#### [What is expected]
Of all the lines in the material, how many contain the word "screenshot"? State the number alone.

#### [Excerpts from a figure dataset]
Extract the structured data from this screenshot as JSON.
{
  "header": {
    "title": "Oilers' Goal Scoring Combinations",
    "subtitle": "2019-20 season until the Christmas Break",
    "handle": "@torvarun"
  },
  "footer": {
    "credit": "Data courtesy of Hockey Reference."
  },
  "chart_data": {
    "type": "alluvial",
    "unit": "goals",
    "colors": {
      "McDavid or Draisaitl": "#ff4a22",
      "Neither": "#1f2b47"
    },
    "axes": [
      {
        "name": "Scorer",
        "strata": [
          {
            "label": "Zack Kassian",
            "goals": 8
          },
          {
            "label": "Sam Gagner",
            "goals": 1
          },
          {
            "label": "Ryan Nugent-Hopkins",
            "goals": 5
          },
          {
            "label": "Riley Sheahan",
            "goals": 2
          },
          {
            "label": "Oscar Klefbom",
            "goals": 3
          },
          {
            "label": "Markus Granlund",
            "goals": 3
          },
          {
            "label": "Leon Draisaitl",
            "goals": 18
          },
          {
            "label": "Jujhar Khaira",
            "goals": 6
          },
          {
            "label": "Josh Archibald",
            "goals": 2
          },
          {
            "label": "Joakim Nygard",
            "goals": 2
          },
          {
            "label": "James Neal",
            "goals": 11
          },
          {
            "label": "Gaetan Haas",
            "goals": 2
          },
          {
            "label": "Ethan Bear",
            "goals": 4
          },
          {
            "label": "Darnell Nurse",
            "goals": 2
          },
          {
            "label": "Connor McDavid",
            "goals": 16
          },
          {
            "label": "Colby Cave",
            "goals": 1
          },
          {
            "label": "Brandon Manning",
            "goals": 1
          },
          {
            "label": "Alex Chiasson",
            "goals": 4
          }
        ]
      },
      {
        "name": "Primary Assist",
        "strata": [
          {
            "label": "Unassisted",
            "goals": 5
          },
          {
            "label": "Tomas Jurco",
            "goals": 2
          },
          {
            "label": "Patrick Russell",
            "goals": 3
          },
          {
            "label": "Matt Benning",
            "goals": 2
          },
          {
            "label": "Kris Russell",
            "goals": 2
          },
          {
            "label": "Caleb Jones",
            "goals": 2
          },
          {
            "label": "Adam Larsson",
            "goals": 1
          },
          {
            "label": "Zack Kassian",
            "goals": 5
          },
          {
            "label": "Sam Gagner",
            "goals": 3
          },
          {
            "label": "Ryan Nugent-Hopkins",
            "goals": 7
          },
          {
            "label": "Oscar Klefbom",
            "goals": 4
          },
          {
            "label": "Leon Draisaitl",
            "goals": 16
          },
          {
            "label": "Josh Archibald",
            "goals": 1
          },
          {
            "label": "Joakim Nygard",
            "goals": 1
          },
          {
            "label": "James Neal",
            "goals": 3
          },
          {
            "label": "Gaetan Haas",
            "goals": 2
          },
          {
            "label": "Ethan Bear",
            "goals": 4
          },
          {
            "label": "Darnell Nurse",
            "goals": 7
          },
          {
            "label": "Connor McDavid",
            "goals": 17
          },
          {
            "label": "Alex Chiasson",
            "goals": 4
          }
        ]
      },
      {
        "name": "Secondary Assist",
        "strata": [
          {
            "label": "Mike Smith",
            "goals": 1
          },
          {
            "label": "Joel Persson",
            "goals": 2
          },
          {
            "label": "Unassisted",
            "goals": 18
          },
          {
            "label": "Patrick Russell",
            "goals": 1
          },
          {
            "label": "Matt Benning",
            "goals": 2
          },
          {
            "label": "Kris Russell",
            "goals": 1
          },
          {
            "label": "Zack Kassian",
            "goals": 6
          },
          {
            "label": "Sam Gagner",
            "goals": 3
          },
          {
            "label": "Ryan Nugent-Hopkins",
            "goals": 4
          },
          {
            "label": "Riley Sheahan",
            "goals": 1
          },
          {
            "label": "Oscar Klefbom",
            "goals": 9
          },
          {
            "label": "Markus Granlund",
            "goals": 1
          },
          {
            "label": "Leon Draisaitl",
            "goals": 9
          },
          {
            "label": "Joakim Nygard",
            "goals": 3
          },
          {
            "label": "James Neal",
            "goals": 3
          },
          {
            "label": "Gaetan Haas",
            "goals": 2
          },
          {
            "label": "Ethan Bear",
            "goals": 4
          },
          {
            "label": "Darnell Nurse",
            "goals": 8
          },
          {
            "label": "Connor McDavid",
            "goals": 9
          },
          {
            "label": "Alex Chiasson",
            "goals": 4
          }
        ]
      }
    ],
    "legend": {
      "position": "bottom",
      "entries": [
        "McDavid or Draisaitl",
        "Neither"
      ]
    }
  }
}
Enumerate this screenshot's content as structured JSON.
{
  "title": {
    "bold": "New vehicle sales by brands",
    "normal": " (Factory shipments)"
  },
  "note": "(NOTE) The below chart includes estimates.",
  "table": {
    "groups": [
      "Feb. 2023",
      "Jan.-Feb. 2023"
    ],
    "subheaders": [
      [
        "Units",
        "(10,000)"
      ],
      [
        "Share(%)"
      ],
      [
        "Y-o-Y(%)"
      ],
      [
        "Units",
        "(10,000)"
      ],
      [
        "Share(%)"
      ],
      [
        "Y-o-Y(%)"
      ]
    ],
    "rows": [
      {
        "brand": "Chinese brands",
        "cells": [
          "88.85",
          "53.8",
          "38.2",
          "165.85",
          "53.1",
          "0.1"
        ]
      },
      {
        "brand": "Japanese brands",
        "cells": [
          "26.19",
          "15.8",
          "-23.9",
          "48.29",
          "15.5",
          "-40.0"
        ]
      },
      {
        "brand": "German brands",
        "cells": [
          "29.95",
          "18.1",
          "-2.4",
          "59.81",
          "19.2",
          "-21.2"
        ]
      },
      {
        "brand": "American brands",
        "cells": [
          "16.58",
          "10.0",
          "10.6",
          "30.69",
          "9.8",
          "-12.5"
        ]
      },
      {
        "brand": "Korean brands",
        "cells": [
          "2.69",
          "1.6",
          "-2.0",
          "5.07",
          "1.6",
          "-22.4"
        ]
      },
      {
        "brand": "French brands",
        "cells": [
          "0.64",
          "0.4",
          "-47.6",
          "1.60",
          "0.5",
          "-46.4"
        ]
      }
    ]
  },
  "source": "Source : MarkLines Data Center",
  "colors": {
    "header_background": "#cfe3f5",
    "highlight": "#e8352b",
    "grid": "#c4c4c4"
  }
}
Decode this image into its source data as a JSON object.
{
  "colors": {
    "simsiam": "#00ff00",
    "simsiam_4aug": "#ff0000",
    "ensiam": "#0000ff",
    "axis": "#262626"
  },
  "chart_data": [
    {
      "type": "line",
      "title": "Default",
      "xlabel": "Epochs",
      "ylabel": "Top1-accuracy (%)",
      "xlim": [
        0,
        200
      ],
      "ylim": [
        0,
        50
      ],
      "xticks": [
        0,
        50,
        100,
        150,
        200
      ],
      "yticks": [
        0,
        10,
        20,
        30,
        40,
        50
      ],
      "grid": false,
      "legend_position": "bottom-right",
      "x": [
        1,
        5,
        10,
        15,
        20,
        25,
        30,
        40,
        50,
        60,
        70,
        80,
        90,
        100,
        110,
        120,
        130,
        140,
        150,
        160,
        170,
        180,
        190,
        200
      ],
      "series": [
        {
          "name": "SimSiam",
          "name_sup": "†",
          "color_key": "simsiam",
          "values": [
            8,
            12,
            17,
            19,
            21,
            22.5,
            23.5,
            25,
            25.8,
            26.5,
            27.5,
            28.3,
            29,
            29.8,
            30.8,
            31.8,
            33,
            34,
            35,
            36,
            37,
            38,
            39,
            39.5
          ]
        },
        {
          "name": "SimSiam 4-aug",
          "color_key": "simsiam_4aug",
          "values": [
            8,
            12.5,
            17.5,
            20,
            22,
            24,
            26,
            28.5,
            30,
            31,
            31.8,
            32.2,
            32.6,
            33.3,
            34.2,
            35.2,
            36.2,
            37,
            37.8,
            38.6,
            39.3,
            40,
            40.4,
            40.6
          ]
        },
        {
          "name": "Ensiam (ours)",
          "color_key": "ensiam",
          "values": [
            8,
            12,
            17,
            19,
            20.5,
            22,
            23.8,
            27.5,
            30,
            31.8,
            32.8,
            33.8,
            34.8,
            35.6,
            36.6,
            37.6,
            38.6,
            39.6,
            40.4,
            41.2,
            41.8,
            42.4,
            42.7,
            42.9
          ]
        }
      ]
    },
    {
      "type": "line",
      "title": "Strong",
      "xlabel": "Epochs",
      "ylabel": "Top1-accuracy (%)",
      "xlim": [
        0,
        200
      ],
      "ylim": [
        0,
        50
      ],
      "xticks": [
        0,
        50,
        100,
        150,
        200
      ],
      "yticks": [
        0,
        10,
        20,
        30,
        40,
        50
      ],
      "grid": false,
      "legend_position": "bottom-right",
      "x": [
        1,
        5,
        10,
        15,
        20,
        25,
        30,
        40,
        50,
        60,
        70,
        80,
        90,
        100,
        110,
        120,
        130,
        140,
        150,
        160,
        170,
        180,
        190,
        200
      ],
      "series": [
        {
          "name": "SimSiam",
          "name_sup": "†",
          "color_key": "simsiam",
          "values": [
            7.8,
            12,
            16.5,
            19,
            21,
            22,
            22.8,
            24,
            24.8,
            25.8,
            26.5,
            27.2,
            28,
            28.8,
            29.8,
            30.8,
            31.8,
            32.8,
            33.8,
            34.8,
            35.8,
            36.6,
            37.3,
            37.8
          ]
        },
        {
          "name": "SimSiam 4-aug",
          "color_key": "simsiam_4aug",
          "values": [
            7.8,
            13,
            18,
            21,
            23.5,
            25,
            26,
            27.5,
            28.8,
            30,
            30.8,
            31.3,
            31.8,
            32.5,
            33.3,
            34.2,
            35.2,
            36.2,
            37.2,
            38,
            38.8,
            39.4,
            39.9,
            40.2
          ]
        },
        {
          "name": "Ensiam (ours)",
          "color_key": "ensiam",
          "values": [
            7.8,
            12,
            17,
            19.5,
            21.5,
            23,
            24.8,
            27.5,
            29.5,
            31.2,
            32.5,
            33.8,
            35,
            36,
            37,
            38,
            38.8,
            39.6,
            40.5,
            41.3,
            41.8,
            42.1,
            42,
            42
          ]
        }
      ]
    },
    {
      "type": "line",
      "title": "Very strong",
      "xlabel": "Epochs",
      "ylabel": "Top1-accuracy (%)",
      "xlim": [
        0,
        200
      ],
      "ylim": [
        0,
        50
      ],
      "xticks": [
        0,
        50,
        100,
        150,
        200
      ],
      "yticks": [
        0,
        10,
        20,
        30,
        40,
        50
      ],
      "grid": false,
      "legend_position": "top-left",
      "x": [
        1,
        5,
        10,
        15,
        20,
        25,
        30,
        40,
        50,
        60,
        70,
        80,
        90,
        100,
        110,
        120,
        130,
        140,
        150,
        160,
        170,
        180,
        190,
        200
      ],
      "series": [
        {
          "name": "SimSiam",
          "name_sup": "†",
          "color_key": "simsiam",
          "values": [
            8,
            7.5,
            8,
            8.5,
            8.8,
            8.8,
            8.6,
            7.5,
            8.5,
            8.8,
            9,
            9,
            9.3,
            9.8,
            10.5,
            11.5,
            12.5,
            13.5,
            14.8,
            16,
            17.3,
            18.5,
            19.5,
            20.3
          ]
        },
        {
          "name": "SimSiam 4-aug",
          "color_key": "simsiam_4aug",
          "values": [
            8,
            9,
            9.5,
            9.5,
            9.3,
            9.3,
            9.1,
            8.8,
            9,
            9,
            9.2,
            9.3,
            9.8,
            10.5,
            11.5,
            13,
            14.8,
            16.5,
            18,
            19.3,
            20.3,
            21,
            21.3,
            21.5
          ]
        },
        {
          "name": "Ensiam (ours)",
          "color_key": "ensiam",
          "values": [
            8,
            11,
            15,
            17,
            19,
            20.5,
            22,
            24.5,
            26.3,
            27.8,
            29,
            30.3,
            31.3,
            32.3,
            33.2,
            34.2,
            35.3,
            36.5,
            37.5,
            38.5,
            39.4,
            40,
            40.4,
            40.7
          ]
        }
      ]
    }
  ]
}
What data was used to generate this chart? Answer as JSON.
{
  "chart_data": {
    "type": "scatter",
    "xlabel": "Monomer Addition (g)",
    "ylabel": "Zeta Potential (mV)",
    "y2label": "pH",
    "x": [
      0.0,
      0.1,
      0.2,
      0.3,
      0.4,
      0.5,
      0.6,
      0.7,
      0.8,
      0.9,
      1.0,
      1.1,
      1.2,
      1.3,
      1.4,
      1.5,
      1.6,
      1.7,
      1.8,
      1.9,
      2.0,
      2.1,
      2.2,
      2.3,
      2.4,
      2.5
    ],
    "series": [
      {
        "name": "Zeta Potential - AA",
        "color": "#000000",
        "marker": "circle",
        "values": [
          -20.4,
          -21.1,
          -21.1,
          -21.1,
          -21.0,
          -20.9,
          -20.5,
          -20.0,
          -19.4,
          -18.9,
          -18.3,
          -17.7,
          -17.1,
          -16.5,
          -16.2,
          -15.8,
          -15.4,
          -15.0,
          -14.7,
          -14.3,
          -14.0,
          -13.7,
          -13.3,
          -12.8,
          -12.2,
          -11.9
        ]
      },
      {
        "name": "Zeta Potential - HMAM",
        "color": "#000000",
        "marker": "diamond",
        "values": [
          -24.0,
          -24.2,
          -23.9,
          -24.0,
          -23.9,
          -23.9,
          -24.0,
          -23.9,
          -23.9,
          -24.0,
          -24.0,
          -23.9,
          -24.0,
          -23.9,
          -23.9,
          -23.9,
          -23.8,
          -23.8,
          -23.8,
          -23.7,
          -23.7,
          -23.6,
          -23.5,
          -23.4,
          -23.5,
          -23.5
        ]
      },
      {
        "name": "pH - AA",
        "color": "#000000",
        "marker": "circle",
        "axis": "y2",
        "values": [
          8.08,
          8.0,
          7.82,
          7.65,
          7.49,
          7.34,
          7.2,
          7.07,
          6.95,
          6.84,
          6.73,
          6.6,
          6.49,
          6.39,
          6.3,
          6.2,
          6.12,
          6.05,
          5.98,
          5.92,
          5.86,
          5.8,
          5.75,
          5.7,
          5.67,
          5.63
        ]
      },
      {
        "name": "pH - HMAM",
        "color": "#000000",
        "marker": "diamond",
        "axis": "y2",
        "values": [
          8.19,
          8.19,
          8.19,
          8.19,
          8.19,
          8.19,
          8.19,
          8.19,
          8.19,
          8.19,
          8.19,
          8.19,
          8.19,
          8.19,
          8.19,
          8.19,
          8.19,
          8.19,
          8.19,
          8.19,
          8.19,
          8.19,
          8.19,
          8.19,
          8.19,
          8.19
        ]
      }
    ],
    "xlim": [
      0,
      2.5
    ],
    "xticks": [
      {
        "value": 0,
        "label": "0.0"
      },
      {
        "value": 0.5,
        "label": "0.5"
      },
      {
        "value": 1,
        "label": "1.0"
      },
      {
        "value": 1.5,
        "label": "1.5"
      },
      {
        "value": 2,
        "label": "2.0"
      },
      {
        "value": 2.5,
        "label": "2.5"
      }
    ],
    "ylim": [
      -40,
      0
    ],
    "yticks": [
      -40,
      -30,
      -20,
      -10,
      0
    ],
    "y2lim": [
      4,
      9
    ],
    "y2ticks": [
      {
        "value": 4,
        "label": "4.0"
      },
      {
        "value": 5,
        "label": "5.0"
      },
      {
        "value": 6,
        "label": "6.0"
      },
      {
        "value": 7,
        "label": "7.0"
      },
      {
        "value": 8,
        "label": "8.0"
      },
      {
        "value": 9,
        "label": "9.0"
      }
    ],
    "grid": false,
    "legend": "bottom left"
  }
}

#### [Response to this task]
2